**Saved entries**
[Begin]
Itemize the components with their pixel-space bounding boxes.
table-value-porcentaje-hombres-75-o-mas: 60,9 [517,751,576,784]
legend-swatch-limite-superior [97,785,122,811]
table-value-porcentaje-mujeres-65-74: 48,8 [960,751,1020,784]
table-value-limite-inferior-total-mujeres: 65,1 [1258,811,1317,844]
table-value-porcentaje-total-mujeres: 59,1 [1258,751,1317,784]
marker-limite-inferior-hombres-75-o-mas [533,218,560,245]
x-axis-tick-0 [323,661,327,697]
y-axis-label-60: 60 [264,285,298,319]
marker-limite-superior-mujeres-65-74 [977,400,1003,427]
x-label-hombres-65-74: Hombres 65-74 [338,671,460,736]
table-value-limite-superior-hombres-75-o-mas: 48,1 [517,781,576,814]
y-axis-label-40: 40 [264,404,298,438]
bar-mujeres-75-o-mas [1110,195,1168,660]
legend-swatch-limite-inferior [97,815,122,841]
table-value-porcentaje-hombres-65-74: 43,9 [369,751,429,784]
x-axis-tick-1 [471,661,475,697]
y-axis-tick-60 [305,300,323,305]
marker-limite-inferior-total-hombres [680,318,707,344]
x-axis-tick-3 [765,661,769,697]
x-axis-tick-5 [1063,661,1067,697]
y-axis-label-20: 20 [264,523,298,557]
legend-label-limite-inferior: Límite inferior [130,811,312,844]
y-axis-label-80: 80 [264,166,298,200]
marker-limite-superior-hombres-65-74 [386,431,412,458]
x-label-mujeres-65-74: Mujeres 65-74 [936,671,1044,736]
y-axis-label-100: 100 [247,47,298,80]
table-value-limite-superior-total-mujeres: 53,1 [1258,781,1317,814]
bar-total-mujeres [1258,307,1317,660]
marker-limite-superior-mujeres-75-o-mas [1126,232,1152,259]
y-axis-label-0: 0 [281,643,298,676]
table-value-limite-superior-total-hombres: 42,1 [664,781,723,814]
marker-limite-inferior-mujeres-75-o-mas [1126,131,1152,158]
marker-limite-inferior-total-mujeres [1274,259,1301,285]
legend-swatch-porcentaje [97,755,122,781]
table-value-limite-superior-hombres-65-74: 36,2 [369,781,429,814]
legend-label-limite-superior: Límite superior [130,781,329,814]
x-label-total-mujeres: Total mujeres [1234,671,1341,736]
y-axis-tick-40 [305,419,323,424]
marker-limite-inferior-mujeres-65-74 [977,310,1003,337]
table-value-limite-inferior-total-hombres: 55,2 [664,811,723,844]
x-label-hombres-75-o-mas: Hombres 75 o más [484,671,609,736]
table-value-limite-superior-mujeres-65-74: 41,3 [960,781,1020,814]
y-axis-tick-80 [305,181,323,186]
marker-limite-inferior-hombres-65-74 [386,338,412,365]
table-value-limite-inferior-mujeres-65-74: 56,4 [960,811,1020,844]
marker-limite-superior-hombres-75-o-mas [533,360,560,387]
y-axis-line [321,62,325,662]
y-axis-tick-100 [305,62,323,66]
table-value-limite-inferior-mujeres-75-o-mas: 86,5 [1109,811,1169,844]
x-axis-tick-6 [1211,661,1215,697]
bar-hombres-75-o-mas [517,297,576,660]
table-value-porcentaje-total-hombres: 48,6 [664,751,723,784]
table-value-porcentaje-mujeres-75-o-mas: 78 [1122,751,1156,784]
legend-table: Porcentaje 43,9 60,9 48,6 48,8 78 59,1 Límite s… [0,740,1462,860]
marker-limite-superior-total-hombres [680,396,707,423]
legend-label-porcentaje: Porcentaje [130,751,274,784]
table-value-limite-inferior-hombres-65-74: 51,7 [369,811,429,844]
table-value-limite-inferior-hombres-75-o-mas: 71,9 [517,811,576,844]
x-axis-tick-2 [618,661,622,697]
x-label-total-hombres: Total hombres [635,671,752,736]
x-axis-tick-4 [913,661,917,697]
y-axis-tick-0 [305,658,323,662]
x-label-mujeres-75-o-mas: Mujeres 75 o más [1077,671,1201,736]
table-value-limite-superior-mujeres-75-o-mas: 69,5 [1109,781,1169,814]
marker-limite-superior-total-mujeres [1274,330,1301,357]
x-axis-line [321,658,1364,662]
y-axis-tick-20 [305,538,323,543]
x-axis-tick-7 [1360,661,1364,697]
[End]
**STATED GOAL**
Copy the lines from the beginning of the records up to and including the line containing "y-axis-label-60: 60 [264,285,298,319]".

**SOLUTION FOR THIS TASK**
Itemize the components with their pixel-space bounding boxes.
table-value-porcentaje-hombres-75-o-mas: 60,9 [517,751,576,784]
legend-swatch-limite-superior [97,785,122,811]
table-value-porcentaje-mujeres-65-74: 48,8 [960,751,1020,784]
table-value-limite-inferior-total-mujeres: 65,1 [1258,811,1317,844]
table-value-porcentaje-total-mujeres: 59,1 [1258,751,1317,784]
marker-limite-inferior-hombres-75-o-mas [533,218,560,245]
x-axis-tick-0 [323,661,327,697]
y-axis-label-60: 60 [264,285,298,319]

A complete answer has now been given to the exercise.